Region annotation records:
--------

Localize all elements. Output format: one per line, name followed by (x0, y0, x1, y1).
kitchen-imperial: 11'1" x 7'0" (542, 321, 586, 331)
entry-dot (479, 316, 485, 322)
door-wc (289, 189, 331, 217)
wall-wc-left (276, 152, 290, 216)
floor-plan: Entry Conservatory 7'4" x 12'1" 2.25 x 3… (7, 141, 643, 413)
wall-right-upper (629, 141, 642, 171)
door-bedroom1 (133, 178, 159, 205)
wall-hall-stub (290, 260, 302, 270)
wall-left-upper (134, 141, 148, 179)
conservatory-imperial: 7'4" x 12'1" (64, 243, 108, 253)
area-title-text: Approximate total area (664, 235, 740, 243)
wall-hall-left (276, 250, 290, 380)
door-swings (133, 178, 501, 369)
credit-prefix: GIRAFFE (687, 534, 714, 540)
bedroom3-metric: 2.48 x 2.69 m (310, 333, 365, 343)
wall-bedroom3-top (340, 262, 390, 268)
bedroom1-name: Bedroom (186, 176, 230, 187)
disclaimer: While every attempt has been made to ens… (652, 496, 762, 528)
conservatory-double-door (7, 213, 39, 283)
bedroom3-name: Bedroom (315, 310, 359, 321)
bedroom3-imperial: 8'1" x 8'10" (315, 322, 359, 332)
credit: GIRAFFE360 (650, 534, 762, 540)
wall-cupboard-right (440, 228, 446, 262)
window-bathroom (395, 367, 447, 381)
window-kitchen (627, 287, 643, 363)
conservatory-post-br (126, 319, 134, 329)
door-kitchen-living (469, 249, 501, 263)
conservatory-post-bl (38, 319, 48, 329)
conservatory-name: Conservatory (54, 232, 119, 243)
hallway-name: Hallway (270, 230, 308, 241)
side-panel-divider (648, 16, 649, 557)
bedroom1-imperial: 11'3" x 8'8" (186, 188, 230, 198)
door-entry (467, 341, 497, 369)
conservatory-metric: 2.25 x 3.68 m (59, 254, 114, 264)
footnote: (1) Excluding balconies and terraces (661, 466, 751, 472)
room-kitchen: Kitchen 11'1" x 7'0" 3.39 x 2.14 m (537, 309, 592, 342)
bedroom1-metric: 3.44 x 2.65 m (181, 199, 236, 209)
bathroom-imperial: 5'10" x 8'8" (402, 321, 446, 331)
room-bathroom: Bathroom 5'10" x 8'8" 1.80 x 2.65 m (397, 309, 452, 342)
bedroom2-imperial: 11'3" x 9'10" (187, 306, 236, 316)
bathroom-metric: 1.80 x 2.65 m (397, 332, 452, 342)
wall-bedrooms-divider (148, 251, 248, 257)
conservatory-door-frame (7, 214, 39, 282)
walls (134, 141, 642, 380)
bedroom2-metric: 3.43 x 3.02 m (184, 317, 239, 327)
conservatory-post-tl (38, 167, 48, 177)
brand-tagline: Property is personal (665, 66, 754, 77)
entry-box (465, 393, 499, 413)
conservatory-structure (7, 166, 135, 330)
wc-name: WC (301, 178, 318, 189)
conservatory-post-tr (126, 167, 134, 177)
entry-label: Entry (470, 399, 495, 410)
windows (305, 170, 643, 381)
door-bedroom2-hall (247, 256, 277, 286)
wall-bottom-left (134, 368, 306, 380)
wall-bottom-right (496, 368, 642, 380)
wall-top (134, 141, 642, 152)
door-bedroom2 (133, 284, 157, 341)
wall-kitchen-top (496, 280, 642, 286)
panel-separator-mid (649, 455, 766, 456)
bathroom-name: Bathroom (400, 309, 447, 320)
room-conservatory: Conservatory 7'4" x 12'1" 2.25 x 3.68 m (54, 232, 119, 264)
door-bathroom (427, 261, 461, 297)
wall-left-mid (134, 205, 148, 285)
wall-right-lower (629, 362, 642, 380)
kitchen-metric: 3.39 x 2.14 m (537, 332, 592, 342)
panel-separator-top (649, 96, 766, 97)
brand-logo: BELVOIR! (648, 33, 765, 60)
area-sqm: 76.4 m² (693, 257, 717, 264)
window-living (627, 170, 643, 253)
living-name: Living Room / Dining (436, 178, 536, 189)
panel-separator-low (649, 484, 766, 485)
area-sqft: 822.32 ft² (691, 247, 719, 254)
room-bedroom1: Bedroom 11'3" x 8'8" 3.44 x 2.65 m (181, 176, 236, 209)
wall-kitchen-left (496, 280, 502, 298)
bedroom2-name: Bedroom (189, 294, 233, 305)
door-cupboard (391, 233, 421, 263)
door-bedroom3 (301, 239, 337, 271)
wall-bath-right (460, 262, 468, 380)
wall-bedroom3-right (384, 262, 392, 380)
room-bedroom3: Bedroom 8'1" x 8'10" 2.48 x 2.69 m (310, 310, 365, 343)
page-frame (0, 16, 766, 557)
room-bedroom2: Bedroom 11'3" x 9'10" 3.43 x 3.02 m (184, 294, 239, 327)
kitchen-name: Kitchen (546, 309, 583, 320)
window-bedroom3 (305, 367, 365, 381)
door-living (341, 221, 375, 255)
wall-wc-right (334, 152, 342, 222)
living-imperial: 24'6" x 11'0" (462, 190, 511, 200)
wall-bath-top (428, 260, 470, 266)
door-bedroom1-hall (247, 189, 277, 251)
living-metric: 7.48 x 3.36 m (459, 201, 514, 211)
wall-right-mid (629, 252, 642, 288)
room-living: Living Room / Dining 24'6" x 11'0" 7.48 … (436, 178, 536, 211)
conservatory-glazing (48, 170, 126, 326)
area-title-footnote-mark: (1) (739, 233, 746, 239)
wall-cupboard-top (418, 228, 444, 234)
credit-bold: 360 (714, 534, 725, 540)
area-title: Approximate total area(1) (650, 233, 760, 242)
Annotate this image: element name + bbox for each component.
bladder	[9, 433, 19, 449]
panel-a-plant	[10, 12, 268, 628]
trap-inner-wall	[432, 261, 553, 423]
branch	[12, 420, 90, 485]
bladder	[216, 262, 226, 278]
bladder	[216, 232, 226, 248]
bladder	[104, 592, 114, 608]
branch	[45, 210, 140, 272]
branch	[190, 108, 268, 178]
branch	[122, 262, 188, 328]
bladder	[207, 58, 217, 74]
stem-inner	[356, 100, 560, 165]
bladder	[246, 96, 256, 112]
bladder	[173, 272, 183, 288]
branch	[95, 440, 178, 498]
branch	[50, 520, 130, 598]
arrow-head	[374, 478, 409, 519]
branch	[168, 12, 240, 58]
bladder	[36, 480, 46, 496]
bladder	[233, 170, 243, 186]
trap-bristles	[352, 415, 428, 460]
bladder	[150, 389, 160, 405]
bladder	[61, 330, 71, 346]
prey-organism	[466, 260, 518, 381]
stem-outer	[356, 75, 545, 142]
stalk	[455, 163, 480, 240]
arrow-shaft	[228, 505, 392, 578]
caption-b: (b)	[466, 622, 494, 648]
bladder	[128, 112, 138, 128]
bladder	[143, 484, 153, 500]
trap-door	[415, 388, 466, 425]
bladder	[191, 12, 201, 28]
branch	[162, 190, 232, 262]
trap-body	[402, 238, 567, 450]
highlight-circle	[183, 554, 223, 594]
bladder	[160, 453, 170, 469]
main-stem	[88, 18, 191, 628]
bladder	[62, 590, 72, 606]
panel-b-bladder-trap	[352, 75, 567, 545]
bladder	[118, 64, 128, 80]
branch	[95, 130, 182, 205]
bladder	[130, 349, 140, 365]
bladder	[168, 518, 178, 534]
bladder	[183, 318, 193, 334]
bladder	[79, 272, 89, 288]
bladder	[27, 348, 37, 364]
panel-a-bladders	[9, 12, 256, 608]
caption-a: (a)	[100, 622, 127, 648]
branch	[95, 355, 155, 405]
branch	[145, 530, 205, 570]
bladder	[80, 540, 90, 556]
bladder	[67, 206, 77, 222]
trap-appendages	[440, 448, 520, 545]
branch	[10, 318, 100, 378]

--------

Exercise goal ▸ Rewrite the records from their first line through the line holding "wall-hall-stub (290, 260, 302, 270)", inclusive, with "Output format" changed to "Answer format" and everything else left the same.

Expected answer ▸
Localize all elements. Answer format: one per line, name followed by (x0, y0, x1, y1).
kitchen-imperial: 11'1" x 7'0" (542, 321, 586, 331)
entry-dot (479, 316, 485, 322)
door-wc (289, 189, 331, 217)
wall-wc-left (276, 152, 290, 216)
floor-plan: Entry Conservatory 7'4" x 12'1" 2.25 x 3… (7, 141, 643, 413)
wall-right-upper (629, 141, 642, 171)
door-bedroom1 (133, 178, 159, 205)
wall-hall-stub (290, 260, 302, 270)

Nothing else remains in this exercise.